Copy out each line that has "Frimærkets" in it.

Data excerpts
***

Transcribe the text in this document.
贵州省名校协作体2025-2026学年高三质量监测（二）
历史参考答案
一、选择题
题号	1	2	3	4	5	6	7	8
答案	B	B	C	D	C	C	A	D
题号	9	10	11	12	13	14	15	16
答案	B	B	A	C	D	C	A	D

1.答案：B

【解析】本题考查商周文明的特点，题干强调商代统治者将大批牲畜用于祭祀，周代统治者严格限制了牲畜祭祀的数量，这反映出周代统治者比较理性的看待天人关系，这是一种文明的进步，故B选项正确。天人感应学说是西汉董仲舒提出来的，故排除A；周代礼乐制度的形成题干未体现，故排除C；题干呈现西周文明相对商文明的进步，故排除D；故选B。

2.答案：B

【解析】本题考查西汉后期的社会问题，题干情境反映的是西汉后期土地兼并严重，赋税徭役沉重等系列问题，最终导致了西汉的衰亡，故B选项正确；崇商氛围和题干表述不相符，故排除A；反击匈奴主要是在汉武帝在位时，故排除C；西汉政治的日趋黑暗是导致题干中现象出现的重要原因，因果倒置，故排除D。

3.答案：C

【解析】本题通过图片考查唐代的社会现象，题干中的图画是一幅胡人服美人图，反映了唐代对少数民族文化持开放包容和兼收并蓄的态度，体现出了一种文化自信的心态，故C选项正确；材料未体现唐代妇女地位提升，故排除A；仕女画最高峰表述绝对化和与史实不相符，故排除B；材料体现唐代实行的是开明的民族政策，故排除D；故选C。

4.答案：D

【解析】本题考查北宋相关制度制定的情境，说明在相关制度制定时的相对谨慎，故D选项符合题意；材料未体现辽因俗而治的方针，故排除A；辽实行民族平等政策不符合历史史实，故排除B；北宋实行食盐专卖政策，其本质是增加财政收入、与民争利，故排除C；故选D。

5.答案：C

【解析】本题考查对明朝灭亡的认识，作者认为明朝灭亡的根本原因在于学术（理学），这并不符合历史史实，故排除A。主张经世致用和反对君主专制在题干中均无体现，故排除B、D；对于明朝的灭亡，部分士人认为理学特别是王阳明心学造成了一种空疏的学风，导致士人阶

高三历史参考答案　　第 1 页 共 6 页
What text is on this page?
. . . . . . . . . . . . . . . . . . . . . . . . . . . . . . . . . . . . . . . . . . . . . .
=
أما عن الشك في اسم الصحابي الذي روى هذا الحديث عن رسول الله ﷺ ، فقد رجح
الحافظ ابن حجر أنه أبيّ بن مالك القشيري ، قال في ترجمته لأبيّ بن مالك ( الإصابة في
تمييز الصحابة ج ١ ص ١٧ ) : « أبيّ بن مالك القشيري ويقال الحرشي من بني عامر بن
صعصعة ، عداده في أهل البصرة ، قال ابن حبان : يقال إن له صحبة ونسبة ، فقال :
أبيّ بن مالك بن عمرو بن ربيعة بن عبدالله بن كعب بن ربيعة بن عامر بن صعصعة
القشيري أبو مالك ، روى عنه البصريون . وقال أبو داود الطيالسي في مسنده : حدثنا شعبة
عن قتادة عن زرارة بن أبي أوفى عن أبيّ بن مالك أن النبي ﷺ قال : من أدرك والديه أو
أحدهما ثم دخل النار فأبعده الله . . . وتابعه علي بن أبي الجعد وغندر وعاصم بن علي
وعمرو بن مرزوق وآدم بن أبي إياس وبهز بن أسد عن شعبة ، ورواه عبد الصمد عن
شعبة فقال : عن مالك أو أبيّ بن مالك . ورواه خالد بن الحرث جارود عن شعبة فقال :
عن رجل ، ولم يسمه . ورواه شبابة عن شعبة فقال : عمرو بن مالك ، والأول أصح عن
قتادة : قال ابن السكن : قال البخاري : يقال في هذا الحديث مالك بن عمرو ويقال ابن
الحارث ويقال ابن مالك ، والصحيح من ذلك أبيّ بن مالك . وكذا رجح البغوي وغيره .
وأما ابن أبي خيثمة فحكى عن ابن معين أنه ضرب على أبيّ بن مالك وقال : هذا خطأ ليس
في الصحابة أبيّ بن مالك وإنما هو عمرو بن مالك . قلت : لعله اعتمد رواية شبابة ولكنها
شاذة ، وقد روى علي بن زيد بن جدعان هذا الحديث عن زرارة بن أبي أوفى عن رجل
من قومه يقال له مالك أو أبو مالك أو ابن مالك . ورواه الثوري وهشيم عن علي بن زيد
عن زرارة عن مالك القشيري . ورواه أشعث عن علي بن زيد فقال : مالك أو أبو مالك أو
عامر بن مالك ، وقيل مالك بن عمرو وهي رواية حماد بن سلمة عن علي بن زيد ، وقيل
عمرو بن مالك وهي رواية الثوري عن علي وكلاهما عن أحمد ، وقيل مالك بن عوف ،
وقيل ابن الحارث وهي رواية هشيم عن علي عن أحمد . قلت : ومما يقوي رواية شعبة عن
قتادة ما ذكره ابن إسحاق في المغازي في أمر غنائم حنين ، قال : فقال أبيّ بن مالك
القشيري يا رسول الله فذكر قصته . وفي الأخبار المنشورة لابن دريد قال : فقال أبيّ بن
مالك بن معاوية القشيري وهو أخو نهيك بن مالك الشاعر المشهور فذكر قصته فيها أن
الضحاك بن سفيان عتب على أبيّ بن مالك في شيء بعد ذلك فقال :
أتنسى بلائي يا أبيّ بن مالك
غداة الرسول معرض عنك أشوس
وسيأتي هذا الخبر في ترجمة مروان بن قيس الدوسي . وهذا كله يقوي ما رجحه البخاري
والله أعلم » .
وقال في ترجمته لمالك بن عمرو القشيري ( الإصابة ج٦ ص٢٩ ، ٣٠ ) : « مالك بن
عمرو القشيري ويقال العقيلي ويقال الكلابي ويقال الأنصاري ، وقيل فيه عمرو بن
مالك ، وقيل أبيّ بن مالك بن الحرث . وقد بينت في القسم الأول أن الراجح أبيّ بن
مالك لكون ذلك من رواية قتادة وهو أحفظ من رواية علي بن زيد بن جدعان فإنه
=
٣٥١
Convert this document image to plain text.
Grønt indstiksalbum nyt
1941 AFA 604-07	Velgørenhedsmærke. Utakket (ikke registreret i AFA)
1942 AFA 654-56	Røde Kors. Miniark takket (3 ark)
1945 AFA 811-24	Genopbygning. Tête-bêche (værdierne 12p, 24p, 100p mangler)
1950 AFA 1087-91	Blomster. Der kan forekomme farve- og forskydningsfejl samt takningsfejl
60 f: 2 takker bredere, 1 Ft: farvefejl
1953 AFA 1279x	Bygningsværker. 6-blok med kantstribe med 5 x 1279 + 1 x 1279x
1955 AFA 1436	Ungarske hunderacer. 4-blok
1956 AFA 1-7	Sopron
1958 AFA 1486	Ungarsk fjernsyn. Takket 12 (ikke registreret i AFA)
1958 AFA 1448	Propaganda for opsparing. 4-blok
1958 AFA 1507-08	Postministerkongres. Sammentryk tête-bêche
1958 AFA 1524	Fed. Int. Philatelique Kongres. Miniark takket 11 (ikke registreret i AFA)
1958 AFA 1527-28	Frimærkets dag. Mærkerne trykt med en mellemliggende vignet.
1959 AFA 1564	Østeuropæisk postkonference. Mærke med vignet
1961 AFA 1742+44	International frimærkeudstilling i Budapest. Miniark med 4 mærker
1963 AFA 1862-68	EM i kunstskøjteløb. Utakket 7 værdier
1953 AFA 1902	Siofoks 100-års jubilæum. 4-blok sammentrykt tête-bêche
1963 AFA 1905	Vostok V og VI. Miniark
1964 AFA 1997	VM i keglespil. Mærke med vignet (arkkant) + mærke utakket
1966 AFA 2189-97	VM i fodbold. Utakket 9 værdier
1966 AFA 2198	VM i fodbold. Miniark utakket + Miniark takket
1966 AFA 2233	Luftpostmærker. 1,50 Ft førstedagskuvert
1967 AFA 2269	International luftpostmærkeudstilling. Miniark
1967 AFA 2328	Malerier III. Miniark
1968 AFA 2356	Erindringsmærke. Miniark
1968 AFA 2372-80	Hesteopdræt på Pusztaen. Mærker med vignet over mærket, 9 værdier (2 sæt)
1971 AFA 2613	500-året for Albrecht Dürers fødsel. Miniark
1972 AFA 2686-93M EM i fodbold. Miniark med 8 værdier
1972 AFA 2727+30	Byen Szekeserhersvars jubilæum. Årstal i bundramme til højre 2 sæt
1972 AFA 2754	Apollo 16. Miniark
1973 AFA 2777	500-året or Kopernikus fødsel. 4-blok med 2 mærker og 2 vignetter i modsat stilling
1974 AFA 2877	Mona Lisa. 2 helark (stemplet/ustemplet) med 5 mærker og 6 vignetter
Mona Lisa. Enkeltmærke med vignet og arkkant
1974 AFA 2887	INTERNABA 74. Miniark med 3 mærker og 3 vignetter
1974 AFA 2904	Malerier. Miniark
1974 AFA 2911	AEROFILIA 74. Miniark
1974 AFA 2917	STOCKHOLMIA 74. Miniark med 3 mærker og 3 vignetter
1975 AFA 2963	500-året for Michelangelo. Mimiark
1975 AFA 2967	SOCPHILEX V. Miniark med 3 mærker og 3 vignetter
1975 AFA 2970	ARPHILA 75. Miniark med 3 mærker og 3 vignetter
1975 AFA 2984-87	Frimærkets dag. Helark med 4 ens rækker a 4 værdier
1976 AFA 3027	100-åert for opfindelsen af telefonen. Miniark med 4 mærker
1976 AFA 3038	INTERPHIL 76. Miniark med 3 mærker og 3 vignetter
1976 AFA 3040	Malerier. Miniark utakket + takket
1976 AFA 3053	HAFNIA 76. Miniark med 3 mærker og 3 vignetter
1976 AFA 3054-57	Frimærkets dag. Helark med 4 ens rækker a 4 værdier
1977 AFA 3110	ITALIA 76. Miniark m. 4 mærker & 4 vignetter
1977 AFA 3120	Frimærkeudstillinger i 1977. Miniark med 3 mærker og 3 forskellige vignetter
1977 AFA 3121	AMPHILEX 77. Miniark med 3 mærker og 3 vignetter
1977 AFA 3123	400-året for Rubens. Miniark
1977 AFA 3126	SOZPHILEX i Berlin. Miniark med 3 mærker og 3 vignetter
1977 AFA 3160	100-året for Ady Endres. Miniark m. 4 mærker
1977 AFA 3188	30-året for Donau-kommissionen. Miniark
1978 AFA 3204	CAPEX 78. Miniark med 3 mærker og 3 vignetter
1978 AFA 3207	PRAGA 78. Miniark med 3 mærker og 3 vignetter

***

__In response__
1958 AFA 1527-28	Frimærkets dag. Mærkerne trykt med en mellemliggende vignet.
1975 AFA 2984-87	Frimærkets dag. Helark med 4 ens rækker a 4 værdier
1976 AFA 3054-57	Frimærkets dag. Helark med 4 ens rækker a 4 værdier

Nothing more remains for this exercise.